Dopo la mossa di Francesco Caltagirone, vicepresidente delle Generali e primo azionista singolo del Leone con il 5,63%, di non depositare il proprio pacchetto di titoli per partecipare ai lavori dell’assemblea, l’aria che si respira attorno alla compagnia è quella di tensione del lontano 28 aprile 2012. Esattamente nove anni fa, sempre in occasione dell’importante appuntamento societario della compagnia triestina, i soci del colosso delle polizze si svegliarono con la richiesta di dimissioni sulle colonne del CorSera da parte di Leonardo Del Vecchio dell'allora Ceo Giovanni Perissinotto. Un risveglio per gli azionisti delle Generali altrettanto brusco come quello odierno, in cui l’imprenditore capitolino, azionista storico dell’assicurazione, ha deciso di assestare un nuovo colpo alla governance, formalizzando il proprio malcontento sugli equilibri tra i principali soci, in particolare su Mediobanca.

* _ESTRATTO DATI_
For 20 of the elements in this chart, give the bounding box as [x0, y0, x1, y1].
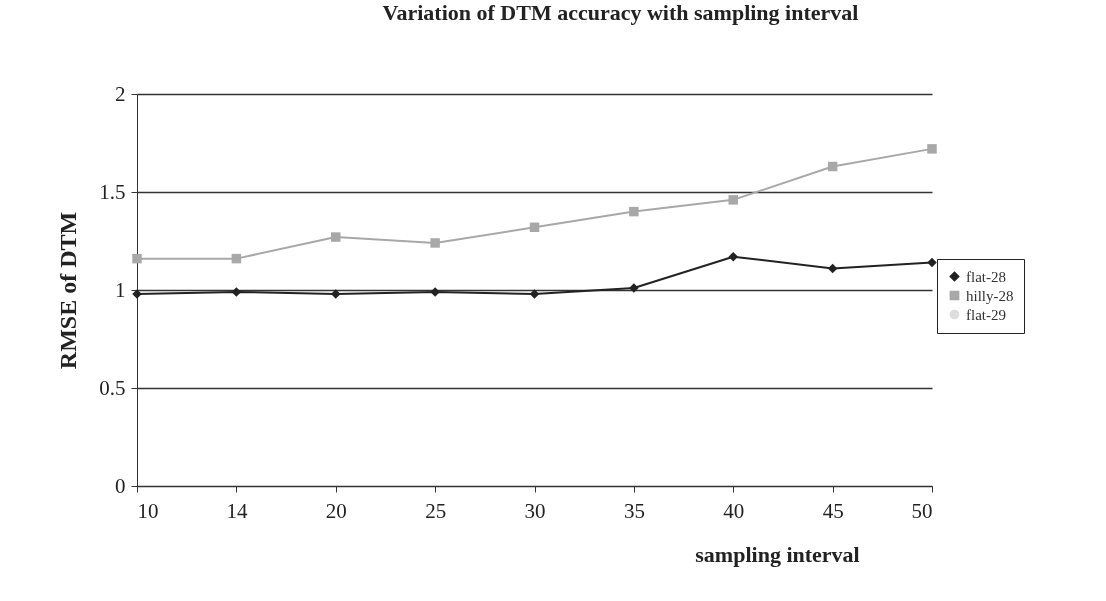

* _OBIETTIVO 1_
Per favore, elenca tutte le persone indicate con nome e cognome nell'estratto selezionato.
* _OBIETTIVO 2_
Rispondi a queste domande sull'estratto selezionato.
(a) Quale quota del Leone detiene Francesco Caltagirone?
(b) In quale data del passato si respirava un'aria di tensione simile attorno alla compagnia?
(c) Su quale testata fu pubblicata la richiesta di dimissioni di Giovanni Perissinotto?

* _RISULTATO 1_
Francesco Caltagirone
Leonardo Del Vecchio
Giovanni Perissinotto

* _RISULTATO 2_
(a) Il 5,63%.
(b) Il 28 aprile 2012.
(c) Sul CorSera.